:: Your instructions ::
Copy out every line containing the word "this".
## start Given records
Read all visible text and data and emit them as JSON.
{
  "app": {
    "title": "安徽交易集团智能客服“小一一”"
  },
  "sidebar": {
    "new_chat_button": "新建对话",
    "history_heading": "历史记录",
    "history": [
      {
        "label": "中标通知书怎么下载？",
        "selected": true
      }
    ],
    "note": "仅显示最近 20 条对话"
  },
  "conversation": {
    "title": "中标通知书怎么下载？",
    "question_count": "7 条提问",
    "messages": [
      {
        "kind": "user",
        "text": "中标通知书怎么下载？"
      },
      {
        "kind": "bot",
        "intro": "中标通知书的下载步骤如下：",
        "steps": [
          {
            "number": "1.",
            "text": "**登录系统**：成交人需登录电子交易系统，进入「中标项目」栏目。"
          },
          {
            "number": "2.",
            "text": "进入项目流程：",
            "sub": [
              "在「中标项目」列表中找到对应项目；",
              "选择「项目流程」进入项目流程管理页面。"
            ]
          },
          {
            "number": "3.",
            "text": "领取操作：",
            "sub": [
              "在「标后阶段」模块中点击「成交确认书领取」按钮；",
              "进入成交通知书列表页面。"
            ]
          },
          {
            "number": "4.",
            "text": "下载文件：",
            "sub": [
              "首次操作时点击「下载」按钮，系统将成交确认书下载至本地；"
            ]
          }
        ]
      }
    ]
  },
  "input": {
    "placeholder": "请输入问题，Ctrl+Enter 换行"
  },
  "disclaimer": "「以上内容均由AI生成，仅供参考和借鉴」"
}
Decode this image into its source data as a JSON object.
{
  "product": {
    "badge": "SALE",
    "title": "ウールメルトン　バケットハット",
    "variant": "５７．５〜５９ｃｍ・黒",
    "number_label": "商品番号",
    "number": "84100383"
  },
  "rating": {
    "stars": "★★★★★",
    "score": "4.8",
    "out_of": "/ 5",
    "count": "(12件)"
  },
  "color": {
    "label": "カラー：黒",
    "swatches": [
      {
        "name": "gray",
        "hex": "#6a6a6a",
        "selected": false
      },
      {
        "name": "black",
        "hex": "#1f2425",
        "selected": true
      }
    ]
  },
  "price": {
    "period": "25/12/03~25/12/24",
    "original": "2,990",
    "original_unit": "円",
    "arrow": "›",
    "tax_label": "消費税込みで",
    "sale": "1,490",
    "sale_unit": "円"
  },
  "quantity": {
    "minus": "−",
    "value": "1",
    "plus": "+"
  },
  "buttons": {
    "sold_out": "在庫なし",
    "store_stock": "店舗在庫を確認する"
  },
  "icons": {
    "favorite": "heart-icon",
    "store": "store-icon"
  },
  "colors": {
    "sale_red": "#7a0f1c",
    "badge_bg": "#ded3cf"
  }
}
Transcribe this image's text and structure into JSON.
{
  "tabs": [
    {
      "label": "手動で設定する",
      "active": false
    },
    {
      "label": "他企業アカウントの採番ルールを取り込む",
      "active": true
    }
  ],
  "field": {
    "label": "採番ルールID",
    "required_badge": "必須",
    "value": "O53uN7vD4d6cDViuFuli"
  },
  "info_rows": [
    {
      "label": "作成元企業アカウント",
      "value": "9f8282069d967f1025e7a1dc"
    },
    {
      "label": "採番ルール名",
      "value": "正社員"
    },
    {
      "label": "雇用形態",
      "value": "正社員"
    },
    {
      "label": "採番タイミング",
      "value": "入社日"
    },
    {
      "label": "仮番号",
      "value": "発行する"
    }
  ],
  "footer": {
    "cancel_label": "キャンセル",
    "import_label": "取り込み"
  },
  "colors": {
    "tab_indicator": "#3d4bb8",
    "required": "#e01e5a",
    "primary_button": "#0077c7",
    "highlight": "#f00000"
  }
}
## end Given records
:: Result ::
Decode this image into its source data as a JSON object.
Transcribe this image's text and structure into JSON.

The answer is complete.